* Begin *
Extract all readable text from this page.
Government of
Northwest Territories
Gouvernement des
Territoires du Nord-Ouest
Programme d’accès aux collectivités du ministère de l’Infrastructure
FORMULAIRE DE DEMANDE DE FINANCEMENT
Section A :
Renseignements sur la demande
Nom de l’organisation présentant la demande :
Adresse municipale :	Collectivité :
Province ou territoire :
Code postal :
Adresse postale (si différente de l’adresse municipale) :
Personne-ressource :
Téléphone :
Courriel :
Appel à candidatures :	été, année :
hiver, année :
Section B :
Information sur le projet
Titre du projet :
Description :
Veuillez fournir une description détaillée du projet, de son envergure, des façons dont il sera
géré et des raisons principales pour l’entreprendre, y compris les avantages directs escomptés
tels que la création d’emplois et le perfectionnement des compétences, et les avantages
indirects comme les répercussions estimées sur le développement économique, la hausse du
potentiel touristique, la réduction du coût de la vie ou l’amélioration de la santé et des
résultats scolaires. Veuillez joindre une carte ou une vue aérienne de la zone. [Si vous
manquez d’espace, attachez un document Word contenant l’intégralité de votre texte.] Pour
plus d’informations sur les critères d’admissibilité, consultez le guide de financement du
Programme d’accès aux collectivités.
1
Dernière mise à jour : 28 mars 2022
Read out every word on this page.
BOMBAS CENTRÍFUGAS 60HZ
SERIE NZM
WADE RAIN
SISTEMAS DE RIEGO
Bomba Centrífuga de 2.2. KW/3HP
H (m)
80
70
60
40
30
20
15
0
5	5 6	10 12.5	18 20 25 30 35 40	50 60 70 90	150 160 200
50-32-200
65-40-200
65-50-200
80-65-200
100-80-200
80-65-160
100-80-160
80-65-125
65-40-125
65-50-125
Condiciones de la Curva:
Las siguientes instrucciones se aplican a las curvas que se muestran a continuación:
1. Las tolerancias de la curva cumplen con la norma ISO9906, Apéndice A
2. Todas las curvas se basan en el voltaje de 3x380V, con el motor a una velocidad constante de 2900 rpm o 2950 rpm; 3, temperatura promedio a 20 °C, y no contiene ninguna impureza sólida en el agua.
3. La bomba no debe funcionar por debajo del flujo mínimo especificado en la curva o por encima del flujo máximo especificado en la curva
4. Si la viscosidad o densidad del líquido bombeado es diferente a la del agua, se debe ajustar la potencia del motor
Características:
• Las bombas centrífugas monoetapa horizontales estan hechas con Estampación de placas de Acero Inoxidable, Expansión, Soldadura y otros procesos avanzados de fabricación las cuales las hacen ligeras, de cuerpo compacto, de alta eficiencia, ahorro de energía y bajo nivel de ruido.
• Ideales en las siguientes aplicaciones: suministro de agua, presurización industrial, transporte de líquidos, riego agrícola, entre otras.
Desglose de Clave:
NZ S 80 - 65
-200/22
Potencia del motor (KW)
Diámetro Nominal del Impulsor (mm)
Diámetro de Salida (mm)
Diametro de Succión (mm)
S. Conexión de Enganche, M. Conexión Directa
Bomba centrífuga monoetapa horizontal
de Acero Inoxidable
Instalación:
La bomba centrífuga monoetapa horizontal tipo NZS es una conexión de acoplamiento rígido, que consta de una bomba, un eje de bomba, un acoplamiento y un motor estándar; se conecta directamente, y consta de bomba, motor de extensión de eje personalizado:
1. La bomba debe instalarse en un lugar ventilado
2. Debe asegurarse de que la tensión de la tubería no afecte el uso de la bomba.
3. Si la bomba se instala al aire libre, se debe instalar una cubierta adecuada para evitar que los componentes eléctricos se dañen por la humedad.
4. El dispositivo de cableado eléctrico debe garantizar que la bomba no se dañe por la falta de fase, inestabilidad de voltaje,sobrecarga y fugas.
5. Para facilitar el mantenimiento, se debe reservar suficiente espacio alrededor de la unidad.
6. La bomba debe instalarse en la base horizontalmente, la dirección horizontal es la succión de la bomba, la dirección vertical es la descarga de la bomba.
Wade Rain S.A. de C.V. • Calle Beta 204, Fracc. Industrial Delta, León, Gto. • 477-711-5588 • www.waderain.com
* End *
What the exercise asks » Please output the entries above, every line exactly as it reads.

Written solution »
Extract all readable text from this page.
Government of
Northwest Territories
Gouvernement des
Territoires du Nord-Ouest
Programme d’accès aux collectivités du ministère de l’Infrastructure
FORMULAIRE DE DEMANDE DE FINANCEMENT
Section A :
Renseignements sur la demande
Nom de l’organisation présentant la demande :
Adresse municipale :	Collectivité :
Province ou territoire :
Code postal :
Adresse postale (si différente de l’adresse municipale) :
Personne-ressource :
Téléphone :
Courriel :
Appel à candidatures :	été, année :
hiver, année :
Section B :
Information sur le projet
Titre du projet :
Description :
Veuillez fournir une description détaillée du projet, de son envergure, des façons dont il sera
géré et des raisons principales pour l’entreprendre, y compris les avantages directs escomptés
tels que la création d’emplois et le perfectionnement des compétences, et les avantages
indirects comme les répercussions estimées sur le développement économique, la hausse du
potentiel touristique, la réduction du coût de la vie ou l’amélioration de la santé et des
résultats scolaires. Veuillez joindre une carte ou une vue aérienne de la zone. [Si vous
manquez d’espace, attachez un document Word contenant l’intégralité de votre texte.] Pour
plus d’informations sur les critères d’admissibilité, consultez le guide de financement du
Programme d’accès aux collectivités.
1
Dernière mise à jour : 28 mars 2022
Read out every word on this page.
BOMBAS CENTRÍFUGAS 60HZ
SERIE NZM
WADE RAIN
SISTEMAS DE RIEGO
Bomba Centrífuga de 2.2. KW/3HP
H (m)
80
70
60
40
30
20
15
0
5	5 6	10 12.5	18 20 25 30 35 40	50 60 70 90	150 160 200
50-32-200
65-40-200
65-50-200
80-65-200
100-80-200
80-65-160
100-80-160
80-65-125
65-40-125
65-50-125
Condiciones de la Curva:
Las siguientes instrucciones se aplican a las curvas que se muestran a continuación:
1. Las tolerancias de la curva cumplen con la norma ISO9906, Apéndice A
2. Todas las curvas se basan en el voltaje de 3x380V, con el motor a una velocidad constante de 2900 rpm o 2950 rpm; 3, temperatura promedio a 20 °C, y no contiene ninguna impureza sólida en el agua.
3. La bomba no debe funcionar por debajo del flujo mínimo especificado en la curva o por encima del flujo máximo especificado en la curva
4. Si la viscosidad o densidad del líquido bombeado es diferente a la del agua, se debe ajustar la potencia del motor
Características:
• Las bombas centrífugas monoetapa horizontales estan hechas con Estampación de placas de Acero Inoxidable, Expansión, Soldadura y otros procesos avanzados de fabricación las cuales las hacen ligeras, de cuerpo compacto, de alta eficiencia, ahorro de energía y bajo nivel de ruido.
• Ideales en las siguientes aplicaciones: suministro de agua, presurización industrial, transporte de líquidos, riego agrícola, entre otras.
Desglose de Clave:
NZ S 80 - 65
-200/22
Potencia del motor (KW)
Diámetro Nominal del Impulsor (mm)
Diámetro de Salida (mm)
Diametro de Succión (mm)
S. Conexión de Enganche, M. Conexión Directa
Bomba centrífuga monoetapa horizontal
de Acero Inoxidable
Instalación:
La bomba centrífuga monoetapa horizontal tipo NZS es una conexión de acoplamiento rígido, que consta de una bomba, un eje de bomba, un acoplamiento y un motor estándar; se conecta directamente, y consta de bomba, motor de extensión de eje personalizado:
1. La bomba debe instalarse en un lugar ventilado
2. Debe asegurarse de que la tensión de la tubería no afecte el uso de la bomba.
3. Si la bomba se instala al aire libre, se debe instalar una cubierta adecuada para evitar que los componentes eléctricos se dañen por la humedad.
4. El dispositivo de cableado eléctrico debe garantizar que la bomba no se dañe por la falta de fase, inestabilidad de voltaje,sobrecarga y fugas.
5. Para facilitar el mantenimiento, se debe reservar suficiente espacio alrededor de la unidad.
6. La bomba debe instalarse en la base horizontalmente, la dirección horizontal es la succión de la bomba, la dirección vertical es la descarga de la bomba.
Wade Rain S.A. de C.V. • Calle Beta 204, Fracc. Industrial Delta, León, Gto. • 477-711-5588 • www.waderain.com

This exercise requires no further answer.